Directions -
Which lines include the word "date"? Copy each of them.

╭──

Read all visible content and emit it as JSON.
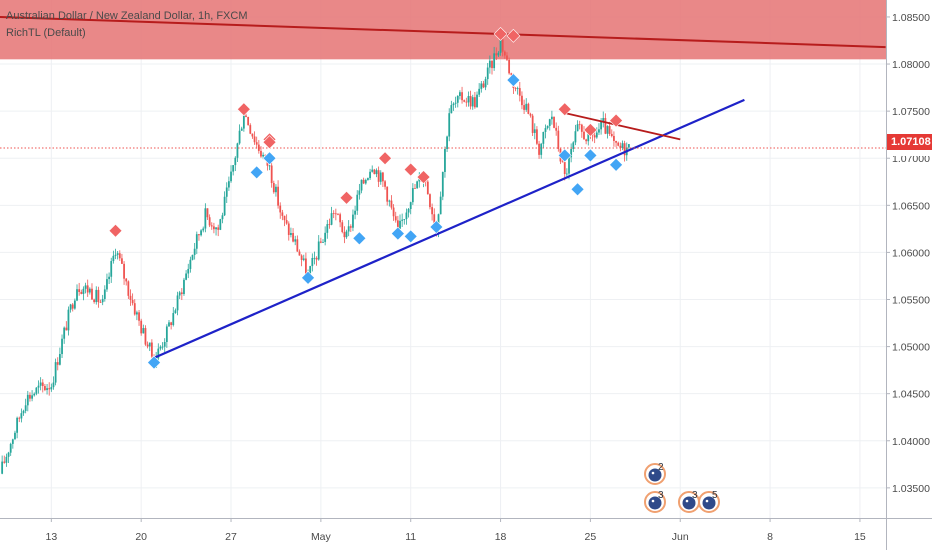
{
  "legend": {
    "symbol_title": "Australian Dollar / New Zealand Dollar, 1h, FXCM",
    "indicator": "RichTL (Default)"
  },
  "last_price": "1.07108",
  "colors": {
    "up": "#26a69a",
    "down": "#ef5350",
    "resistance_zone": "#e57373",
    "resistance_line": "#b71c1c",
    "trendline": "#1e22c8",
    "marker_high": "#f06464",
    "marker_low": "#42a5f5",
    "price_label": "#e53935"
  },
  "chart_data": {
    "type": "candlestick",
    "x_tick_labels": [
      "13",
      "20",
      "27",
      "May",
      "11",
      "18",
      "25",
      "Jun",
      "8",
      "15"
    ],
    "y_tick_labels": [
      "1.08500",
      "1.08000",
      "1.07500",
      "1.07000",
      "1.06500",
      "1.06000",
      "1.05500",
      "1.05000",
      "1.04500",
      "1.04000",
      "1.03500"
    ],
    "ylim": [
      1.0318,
      1.0868
    ],
    "xlim": [
      "2020-04-09",
      "2020-06-17"
    ],
    "close_path": [
      [
        "2020-04-09",
        1.0365
      ],
      [
        "2020-04-10",
        1.0405
      ],
      [
        "2020-04-11",
        1.0445
      ],
      [
        "2020-04-12",
        1.0455
      ],
      [
        "2020-04-13",
        1.046
      ],
      [
        "2020-04-14",
        1.0515
      ],
      [
        "2020-04-15",
        1.0565
      ],
      [
        "2020-04-16",
        1.056
      ],
      [
        "2020-04-17",
        1.0545
      ],
      [
        "2020-04-18",
        1.0605
      ],
      [
        "2020-04-19",
        1.056
      ],
      [
        "2020-04-20",
        1.052
      ],
      [
        "2020-04-21",
        1.0485
      ],
      [
        "2020-04-22",
        1.0515
      ],
      [
        "2020-04-23",
        1.0555
      ],
      [
        "2020-04-24",
        1.06
      ],
      [
        "2020-04-25",
        1.064
      ],
      [
        "2020-04-26",
        1.0625
      ],
      [
        "2020-04-27",
        1.068
      ],
      [
        "2020-04-28",
        1.075
      ],
      [
        "2020-04-29",
        1.0715
      ],
      [
        "2020-04-30",
        1.069
      ],
      [
        "2020-05-01",
        1.0635
      ],
      [
        "2020-05-02",
        1.061
      ],
      [
        "2020-05-03",
        1.0575
      ],
      [
        "2020-05-04",
        1.061
      ],
      [
        "2020-05-05",
        1.0645
      ],
      [
        "2020-05-06",
        1.0615
      ],
      [
        "2020-05-07",
        1.0665
      ],
      [
        "2020-05-08",
        1.0695
      ],
      [
        "2020-05-09",
        1.067
      ],
      [
        "2020-05-10",
        1.062
      ],
      [
        "2020-05-11",
        1.066
      ],
      [
        "2020-05-12",
        1.0685
      ],
      [
        "2020-05-13",
        1.0625
      ],
      [
        "2020-05-14",
        1.075
      ],
      [
        "2020-05-15",
        1.0765
      ],
      [
        "2020-05-16",
        1.076
      ],
      [
        "2020-05-17",
        1.079
      ],
      [
        "2020-05-18",
        1.0825
      ],
      [
        "2020-05-19",
        1.078
      ],
      [
        "2020-05-20",
        1.0755
      ],
      [
        "2020-05-21",
        1.071
      ],
      [
        "2020-05-22",
        1.0745
      ],
      [
        "2020-05-23",
        1.068
      ],
      [
        "2020-05-24",
        1.073
      ],
      [
        "2020-05-25",
        1.072
      ],
      [
        "2020-05-26",
        1.0735
      ],
      [
        "2020-05-27",
        1.071
      ],
      [
        "2020-05-28",
        1.0711
      ]
    ],
    "resistance_zone": [
      1.0805,
      1.0868
    ],
    "resistance_line": [
      [
        "2020-04-09",
        1.085
      ],
      [
        "2020-06-17",
        1.0818
      ]
    ],
    "support_trendline": [
      [
        "2020-04-21",
        1.0488
      ],
      [
        "2020-06-06",
        1.0762
      ]
    ],
    "short_resistance_line": [
      [
        "2020-05-23",
        1.0748
      ],
      [
        "2020-06-01",
        1.072
      ]
    ],
    "high_markers": [
      [
        "2020-04-18",
        1.0623
      ],
      [
        "2020-04-28",
        1.0752
      ],
      [
        "2020-04-30",
        1.072
      ],
      [
        "2020-04-30",
        1.0717
      ],
      [
        "2020-05-06",
        1.0658
      ],
      [
        "2020-05-09",
        1.07
      ],
      [
        "2020-05-11",
        1.0688
      ],
      [
        "2020-05-12",
        1.068
      ],
      [
        "2020-05-18",
        1.0832
      ],
      [
        "2020-05-19",
        1.083
      ],
      [
        "2020-05-23",
        1.0752
      ],
      [
        "2020-05-25",
        1.073
      ],
      [
        "2020-05-27",
        1.074
      ]
    ],
    "low_markers": [
      [
        "2020-04-21",
        1.0483
      ],
      [
        "2020-04-29",
        1.0685
      ],
      [
        "2020-04-30",
        1.07
      ],
      [
        "2020-05-03",
        1.0573
      ],
      [
        "2020-05-07",
        1.0615
      ],
      [
        "2020-05-10",
        1.062
      ],
      [
        "2020-05-11",
        1.0617
      ],
      [
        "2020-05-13",
        1.0627
      ],
      [
        "2020-05-19",
        1.0783
      ],
      [
        "2020-05-23",
        1.0703
      ],
      [
        "2020-05-24",
        1.0667
      ],
      [
        "2020-05-25",
        1.0703
      ],
      [
        "2020-05-27",
        1.0693
      ]
    ],
    "event_badges": [
      {
        "label": "2",
        "date": "2020-05-29"
      },
      {
        "label": "3",
        "date": "2020-05-29"
      },
      {
        "label": "3",
        "date": "2020-05-31"
      },
      {
        "label": "5",
        "date": "2020-06-02"
      }
    ]
  }
}
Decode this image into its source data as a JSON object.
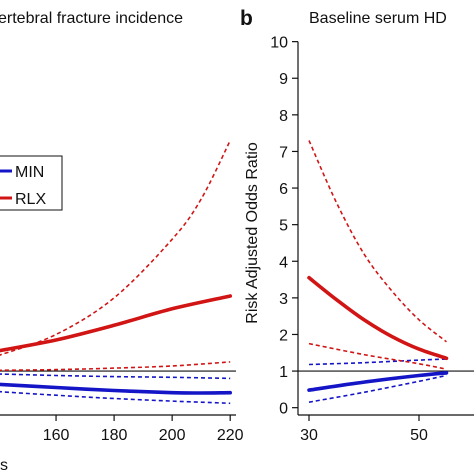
{
  "colors": {
    "min": "#1515c8",
    "rlx": "#d11515",
    "axis": "#111111"
  },
  "chart_data": [
    {
      "panel": "a",
      "type": "line",
      "title": "ertebral fracture incidence",
      "xlabel": "s",
      "ylabel": "",
      "xlim": [
        140,
        222
      ],
      "ylim": [
        -0.2,
        10.4
      ],
      "xticks": [
        160,
        180,
        200,
        220
      ],
      "reference_y": 1,
      "legend": {
        "placement": "middle-left",
        "entries": [
          "MIN",
          "RLX"
        ]
      },
      "series": [
        {
          "name": "MIN",
          "color_key": "min",
          "style": "solid",
          "x": [
            140,
            160,
            180,
            200,
            210,
            220
          ],
          "y": [
            0.64,
            0.55,
            0.47,
            0.41,
            0.4,
            0.41
          ]
        },
        {
          "name": "",
          "color_key": "min",
          "style": "dashed",
          "x": [
            140,
            160,
            180,
            200,
            220
          ],
          "y": [
            0.92,
            0.88,
            0.85,
            0.83,
            0.8
          ]
        },
        {
          "name": "",
          "color_key": "min",
          "style": "dashed",
          "x": [
            140,
            160,
            180,
            200,
            220
          ],
          "y": [
            0.44,
            0.34,
            0.25,
            0.18,
            0.12
          ]
        },
        {
          "name": "RLX",
          "color_key": "rlx",
          "style": "solid",
          "x": [
            140,
            160,
            180,
            200,
            220
          ],
          "y": [
            1.55,
            1.85,
            2.25,
            2.7,
            3.05
          ]
        },
        {
          "name": "",
          "color_key": "rlx",
          "style": "dashed",
          "x": [
            140,
            160,
            180,
            200,
            210,
            220
          ],
          "y": [
            1.42,
            2.0,
            3.0,
            4.6,
            5.7,
            7.3
          ]
        },
        {
          "name": "",
          "color_key": "rlx",
          "style": "dashed",
          "x": [
            140,
            160,
            180,
            200,
            220
          ],
          "y": [
            1.02,
            1.04,
            1.08,
            1.14,
            1.25
          ]
        }
      ]
    },
    {
      "panel": "b",
      "type": "line",
      "title": "Baseline serum HD",
      "xlabel": "",
      "ylabel": "Risk Adjusted Odds Ratio",
      "xlim": [
        28,
        60
      ],
      "ylim": [
        -0.2,
        10.4
      ],
      "xticks": [
        30,
        50
      ],
      "yticks": [
        0,
        1,
        2,
        3,
        4,
        5,
        6,
        7,
        8,
        9,
        10
      ],
      "reference_y": 1,
      "series": [
        {
          "name": "MIN",
          "color_key": "min",
          "style": "solid",
          "x": [
            30,
            40,
            50,
            55
          ],
          "y": [
            0.48,
            0.7,
            0.88,
            0.95
          ]
        },
        {
          "name": "",
          "color_key": "min",
          "style": "dashed",
          "x": [
            30,
            40,
            50,
            55
          ],
          "y": [
            1.18,
            1.23,
            1.3,
            1.33
          ]
        },
        {
          "name": "",
          "color_key": "min",
          "style": "dashed",
          "x": [
            30,
            40,
            50,
            55
          ],
          "y": [
            0.15,
            0.42,
            0.72,
            0.88
          ]
        },
        {
          "name": "RLX",
          "color_key": "rlx",
          "style": "solid",
          "x": [
            30,
            35,
            40,
            45,
            50,
            55
          ],
          "y": [
            3.55,
            2.95,
            2.4,
            1.95,
            1.6,
            1.35
          ]
        },
        {
          "name": "",
          "color_key": "rlx",
          "style": "dashed",
          "x": [
            30,
            35,
            40,
            45,
            50,
            55
          ],
          "y": [
            7.3,
            5.6,
            4.2,
            3.2,
            2.4,
            1.8
          ]
        },
        {
          "name": "",
          "color_key": "rlx",
          "style": "dashed",
          "x": [
            30,
            40,
            50,
            55
          ],
          "y": [
            1.75,
            1.45,
            1.2,
            1.05
          ]
        }
      ]
    }
  ]
}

╰──

Exercise output -
        "date": "2020-05-29"
        "date": "2020-05-29"
        "date": "2020-05-31"
        "date": "2020-06-02"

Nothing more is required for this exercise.